** Start Task inputs **

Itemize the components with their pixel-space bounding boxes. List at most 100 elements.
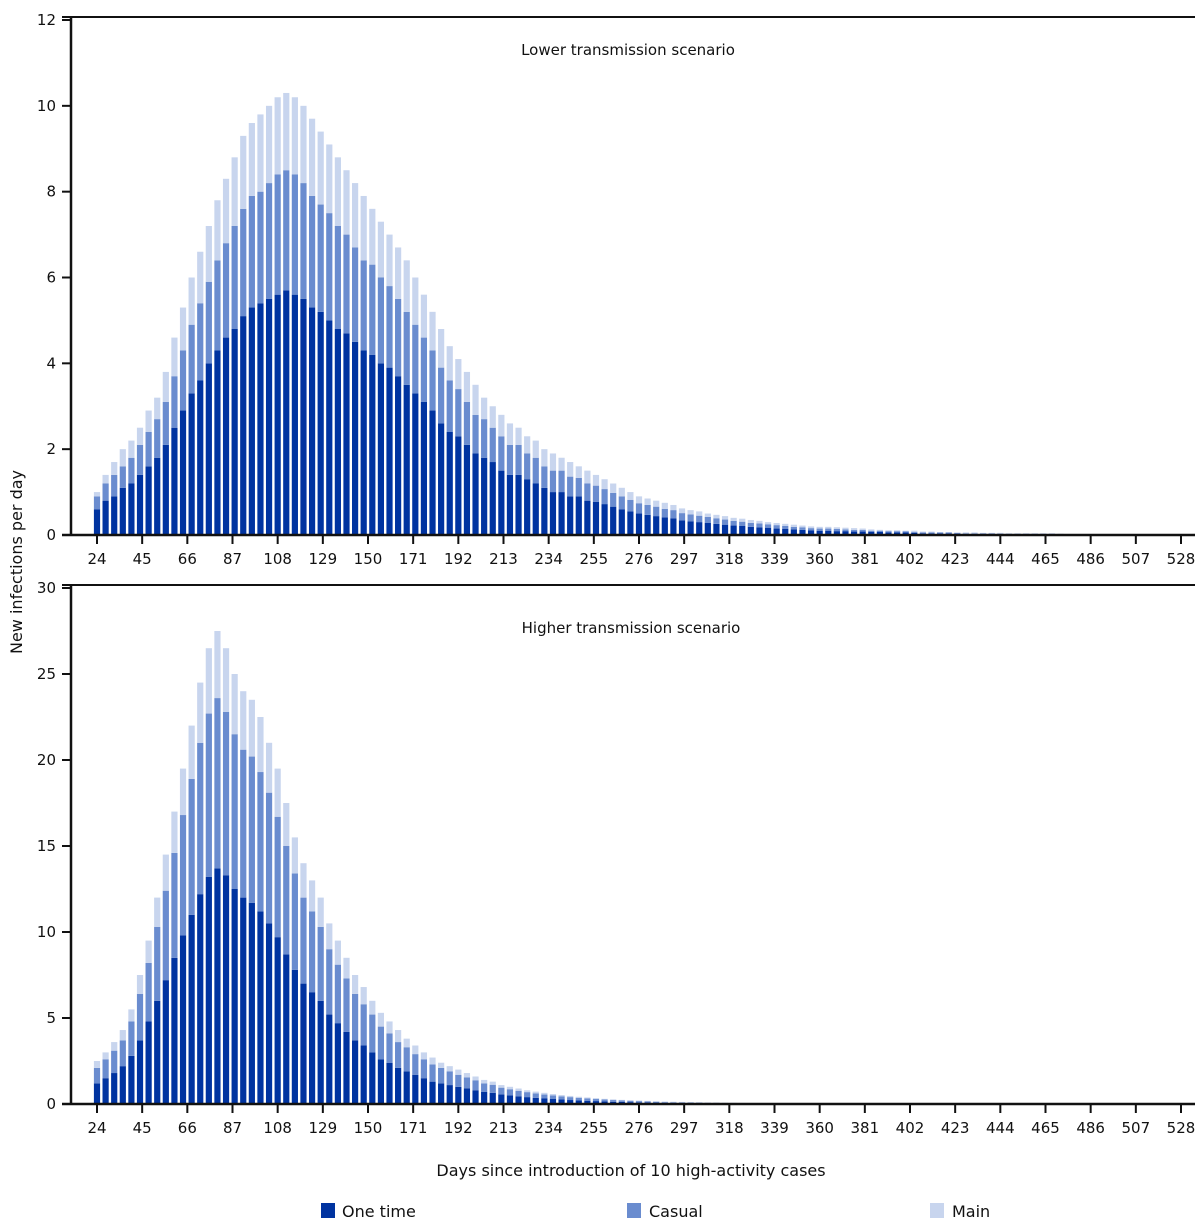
bar-casual-day-172 xyxy=(412,324,419,394)
bar-one-time-day-100 xyxy=(257,911,264,1104)
bar-casual-day-228 xyxy=(532,457,539,484)
bar-one-time-day-328 xyxy=(747,526,754,535)
bar-main-day-64 xyxy=(179,307,187,351)
bar-one-time-day-168 xyxy=(403,1071,410,1104)
bar-one-time-day-60 xyxy=(171,427,178,535)
y-tick-label: 0 xyxy=(46,1095,56,1113)
bar-main-day-212 xyxy=(498,1085,505,1088)
bar-one-time-day-240 xyxy=(558,1099,565,1104)
bar-casual-day-40 xyxy=(128,457,135,484)
bar-main-day-392 xyxy=(885,530,892,532)
bar-casual-day-352 xyxy=(799,527,806,530)
bar-one-time-day-136 xyxy=(334,1023,341,1104)
bar-one-time-day-296 xyxy=(678,520,686,535)
bar-main-day-208 xyxy=(489,1081,496,1085)
bar-one-time-day-108 xyxy=(274,937,281,1104)
bar-main-day-308 xyxy=(704,513,711,517)
bar-casual-day-44 xyxy=(136,993,144,1041)
bar-casual-day-104 xyxy=(265,792,273,924)
bar-main-day-40 xyxy=(128,440,135,458)
bar-main-day-232 xyxy=(541,449,548,467)
bar-main-day-124 xyxy=(308,118,316,196)
bar-casual-day-100 xyxy=(257,772,264,912)
x-tick-label: 24 xyxy=(87,550,106,568)
bar-casual-day-84 xyxy=(222,711,230,876)
bar-main-day-244 xyxy=(567,1095,574,1098)
bar-casual-day-252 xyxy=(584,483,591,501)
bar-casual-day-244 xyxy=(567,476,574,497)
bar-one-time-day-56 xyxy=(162,444,169,535)
x-tick-label: 213 xyxy=(489,550,518,568)
x-tick-label: 255 xyxy=(580,1119,609,1137)
bar-one-time-day-276 xyxy=(635,513,643,535)
bar-main-day-376 xyxy=(850,528,858,530)
bar-main-day-236 xyxy=(549,453,557,471)
bar-main-day-84 xyxy=(222,178,230,244)
legend: One time Casual Main xyxy=(321,1202,990,1221)
bar-casual-day-152 xyxy=(369,264,376,355)
bar-casual-day-156 xyxy=(377,277,385,364)
bar-main-day-192 xyxy=(455,359,462,390)
bar-casual-day-380 xyxy=(859,529,866,532)
x-tick-label: 507 xyxy=(1122,1119,1151,1137)
bar-one-time-day-212 xyxy=(498,1094,505,1104)
x-tick-label: 486 xyxy=(1076,550,1105,568)
bar-main-day-136 xyxy=(334,940,341,965)
bar-casual-day-220 xyxy=(515,1090,522,1097)
bar-casual-day-140 xyxy=(343,234,350,334)
bar-casual-day-72 xyxy=(197,303,204,381)
x-tick-label: 444 xyxy=(986,550,1015,568)
bar-casual-day-184 xyxy=(438,367,445,424)
bar-casual-day-260 xyxy=(601,1099,608,1102)
bar-main-day-240 xyxy=(558,457,565,471)
bar-one-time-day-80 xyxy=(214,350,221,535)
x-tick-label: 297 xyxy=(670,1119,699,1137)
bar-main-day-332 xyxy=(756,520,763,524)
x-tick-label: 318 xyxy=(715,1119,744,1137)
bar-casual-day-256 xyxy=(592,485,600,502)
bar-one-time-day-332 xyxy=(756,527,763,535)
bar-main-day-68 xyxy=(188,725,195,779)
bar-casual-day-84 xyxy=(222,243,230,338)
higher-transmission-panel: 0 5 10 15 20 25 30 24 45 66 87 108 129 150 171 192 213 23… xyxy=(37,579,1195,1137)
bar-main-day-220 xyxy=(515,427,522,445)
bar-one-time-day-36 xyxy=(119,487,126,535)
bar-casual-day-112 xyxy=(283,846,290,955)
bar-one-time-day-156 xyxy=(377,363,385,535)
bar-main-day-36 xyxy=(119,449,126,467)
bar-main-day-264 xyxy=(610,483,617,493)
bar-main-day-124 xyxy=(308,880,316,912)
bar-one-time-day-204 xyxy=(481,457,488,535)
bar-one-time-day-40 xyxy=(128,1055,135,1104)
bar-casual-day-264 xyxy=(610,1100,617,1102)
bar-casual-day-288 xyxy=(661,1101,668,1103)
bar-one-time-day-172 xyxy=(412,393,419,535)
bar-one-time-day-360 xyxy=(816,530,823,535)
bar-casual-day-148 xyxy=(360,260,367,351)
bar-one-time-day-100 xyxy=(257,303,264,535)
bar-main-day-172 xyxy=(412,1045,419,1055)
bar-casual-day-340 xyxy=(773,525,780,529)
bar-casual-day-304 xyxy=(696,515,703,523)
bar-main-day-244 xyxy=(567,462,574,477)
bar-casual-day-232 xyxy=(541,1094,548,1099)
bar-main-day-356 xyxy=(807,526,815,529)
bar-main-day-96 xyxy=(248,699,255,757)
bar-casual-day-280 xyxy=(644,504,651,515)
bar-one-time-day-128 xyxy=(317,1000,324,1104)
bar-main-day-128 xyxy=(317,131,324,205)
bar-main-day-272 xyxy=(627,492,634,500)
bar-casual-day-112 xyxy=(283,170,290,291)
bar-one-time-day-200 xyxy=(472,1090,479,1104)
bar-one-time-day-40 xyxy=(128,483,135,535)
bar-main-day-88 xyxy=(231,674,238,735)
bar-casual-day-76 xyxy=(205,713,212,877)
bar-casual-day-72 xyxy=(197,742,204,895)
bar-one-time-day-280 xyxy=(644,514,651,535)
bar-main-day-40 xyxy=(128,1009,135,1022)
bar-casual-day-164 xyxy=(395,298,402,377)
bar-main-day-128 xyxy=(317,897,324,927)
bar-main-day-256 xyxy=(592,1098,600,1100)
bar-casual-day-168 xyxy=(403,311,410,385)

** End Task inputs **

● Exercise requirements: Reproduce word for word the lines of the material, starting at the line containing "bar-casual-day-172 xyxy=(412,324,419,394)" and ending at the line containing "bar-casual-day-40 xyxy=(128,457,135,484)", with both of those lines included.

● Reply to the task:
bar-casual-day-172 xyxy=(412,324,419,394)
bar-one-time-day-100 xyxy=(257,911,264,1104)
bar-casual-day-228 xyxy=(532,457,539,484)
bar-one-time-day-328 xyxy=(747,526,754,535)
bar-main-day-64 xyxy=(179,307,187,351)
bar-one-time-day-168 xyxy=(403,1071,410,1104)
bar-one-time-day-60 xyxy=(171,427,178,535)
y-tick-label: 0 xyxy=(46,1095,56,1113)
bar-main-day-212 xyxy=(498,1085,505,1088)
bar-one-time-day-240 xyxy=(558,1099,565,1104)
bar-casual-day-40 xyxy=(128,457,135,484)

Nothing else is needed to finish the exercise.